■ **YOUR OBJECTIVE**
Provide the number of lines containing the word "value", and nothing else.

Records from a data source:
:::

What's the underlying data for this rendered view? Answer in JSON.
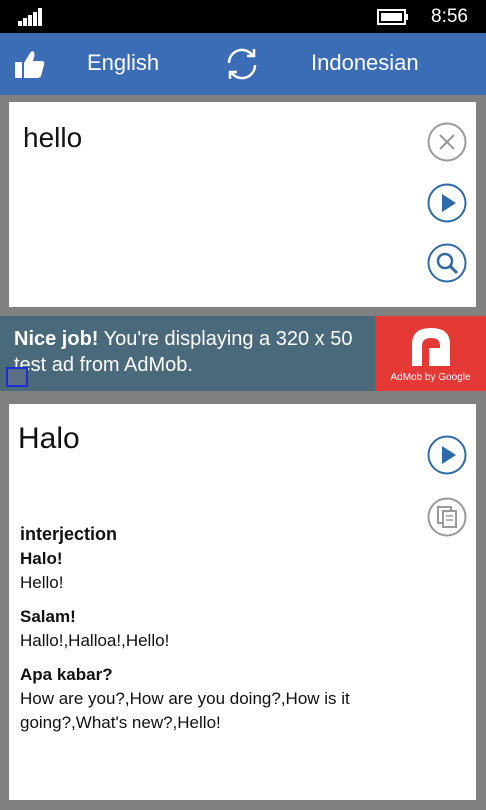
{
  "status": {
    "time": "8:56"
  },
  "lang_bar": {
    "source": "English",
    "target": "Indonesian"
  },
  "input": {
    "text": "hello"
  },
  "ad": {
    "headline": "Nice job!",
    "body": " You're displaying a 320 x 50 test ad from AdMob.",
    "logo_label": "AdMob by Google"
  },
  "result": {
    "word": "Halo",
    "part_of_speech": "interjection",
    "entries": [
      {
        "term": "Halo!",
        "gloss": "Hello!"
      },
      {
        "term": "Salam!",
        "gloss": "Hallo!,Halloa!,Hello!"
      },
      {
        "term": "Apa kabar?",
        "gloss": "How are you?,How are you doing?,How is it going?,What's new?,Hello!"
      }
    ]
  },
  "colors": {
    "accent": "#3b6db6",
    "icon_blue": "#2f6aa8",
    "ad_bg": "#4a6a7c",
    "ad_logo_bg": "#e53935"
  },
  "icons": [
    "signal-icon",
    "battery-icon",
    "like-icon",
    "swap-icon",
    "clear-icon",
    "play-icon",
    "search-icon",
    "copy-icon",
    "admob-logo-icon",
    "ad-info-icon"
  ]
}
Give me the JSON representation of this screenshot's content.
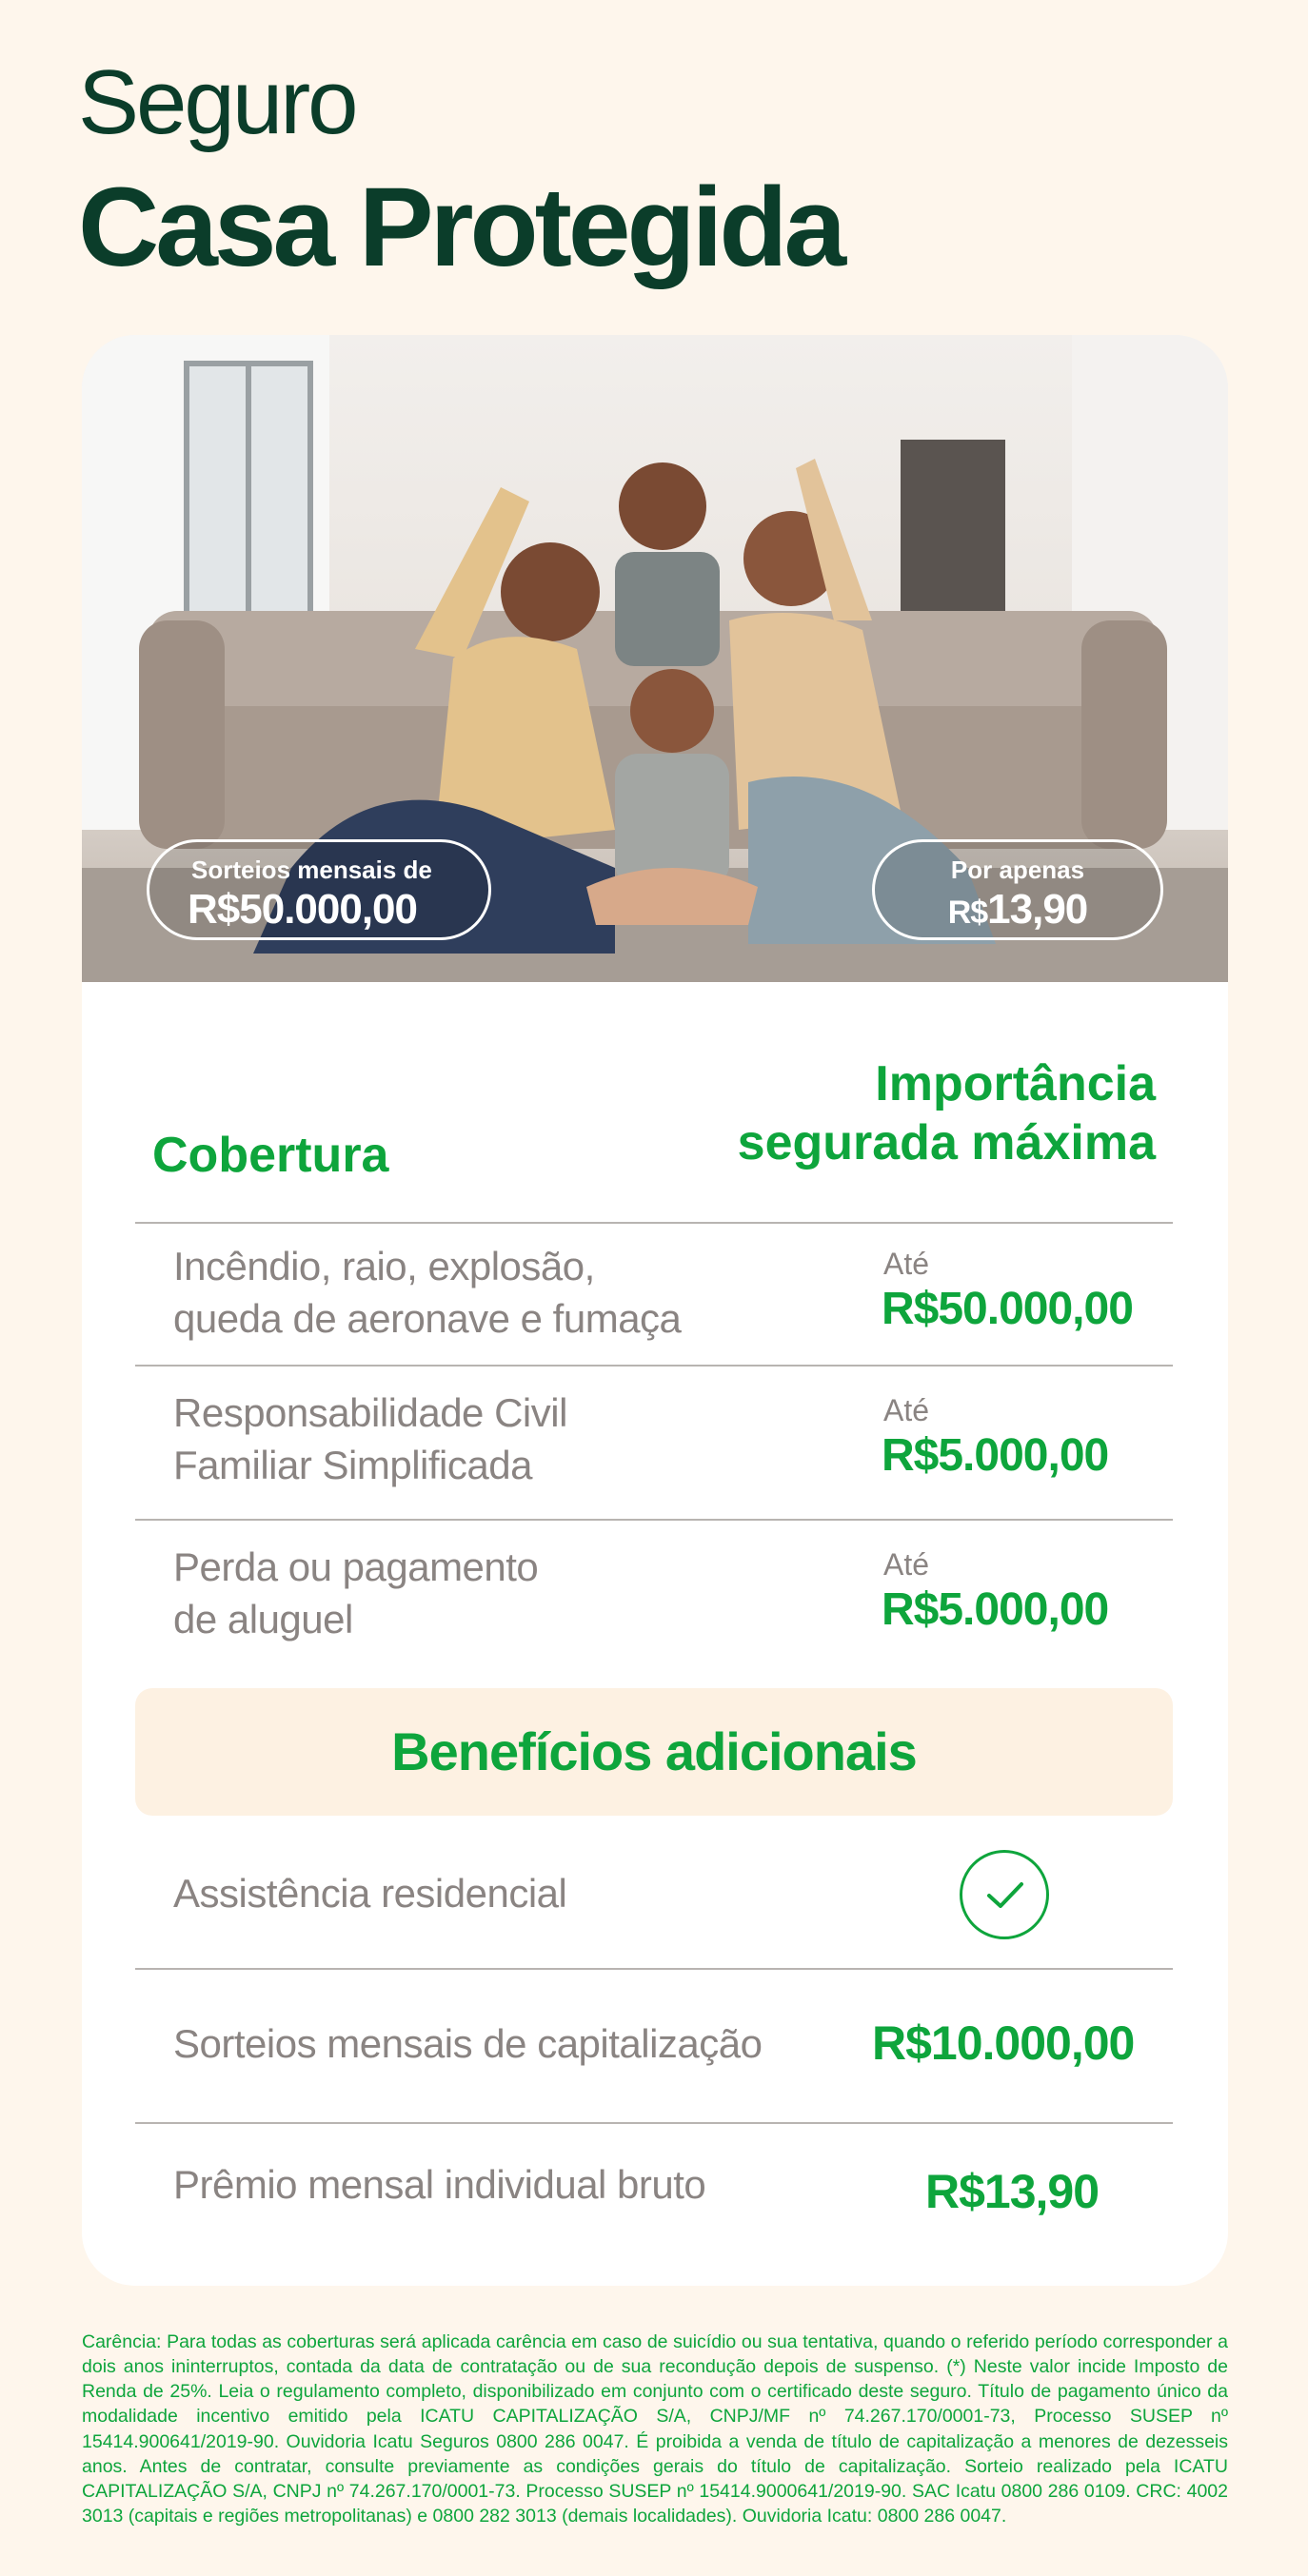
{
  "header": {
    "title_line1": "Seguro",
    "title_line2": "Casa Protegida"
  },
  "hero": {
    "left_pill": {
      "small": "Sorteios mensais de",
      "big": "R$50.000,00"
    },
    "right_pill": {
      "small": "Por apenas",
      "currency": "R$",
      "big": "13,90"
    }
  },
  "table": {
    "header_left": "Cobertura",
    "header_right_line1": "Importância",
    "header_right_line2": "segurada máxima",
    "rows": [
      {
        "label_line1": "Incêndio, raio, explosão,",
        "label_line2": "queda de aeronave e fumaça",
        "prefix": "Até",
        "value": "R$50.000,00"
      },
      {
        "label_line1": "Responsabilidade Civil",
        "label_line2": "Familiar Simplificada",
        "prefix": "Até",
        "value": "R$5.000,00"
      },
      {
        "label_line1": "Perda ou pagamento",
        "label_line2": "de aluguel",
        "prefix": "Até",
        "value": "R$5.000,00"
      }
    ]
  },
  "benefits": {
    "title": "Benefícios adicionais",
    "items": [
      {
        "label": "Assistência residencial",
        "icon": "check-circle-icon"
      },
      {
        "label": "Sorteios mensais de capitalização",
        "value": "R$10.000,00"
      },
      {
        "label": "Prêmio mensal  individual bruto",
        "value": "R$13,90"
      }
    ]
  },
  "disclaimer": "Carência: Para todas as coberturas será aplicada carência em caso de suicídio ou sua tentativa, quando o referido período corresponder a dois anos ininterruptos, contada da data de contratação ou de sua recondução depois de suspenso. (*) Neste valor incide Imposto de Renda de 25%. Leia o regulamento completo, disponibilizado em conjunto com o certificado deste seguro. Título de pagamento único da modalidade incentivo emitido pela ICATU CAPITALIZAÇÃO S/A, CNPJ/MF nº 74.267.170/0001-73, Processo SUSEP nº 15414.900641/2019-90. Ouvidoria Icatu Seguros 0800 286 0047. É proibida a venda de título de capitalização a menores de dezesseis anos. Antes de contratar, consulte previamente as condições gerais do título de capitalização. Sorteio realizado pela ICATU CAPITALIZAÇÃO S/A, CNPJ nº 74.267.170/0001-73. Processo SUSEP nº 15414.9000641/2019-90. SAC Icatu 0800 286 0109. CRC: 4002 3013 (capitais e regiões metropolitanas) e 0800 282 3013 (demais localidades). Ouvidoria Icatu: 0800 286 0047.",
  "colors": {
    "background": "#fef6ec",
    "title": "#0b3d2a",
    "accent_green": "#0ea53c",
    "muted_text": "#8a8482",
    "benefits_band": "#fdf1e2"
  }
}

:::

■ **ANSWER BELOW**
5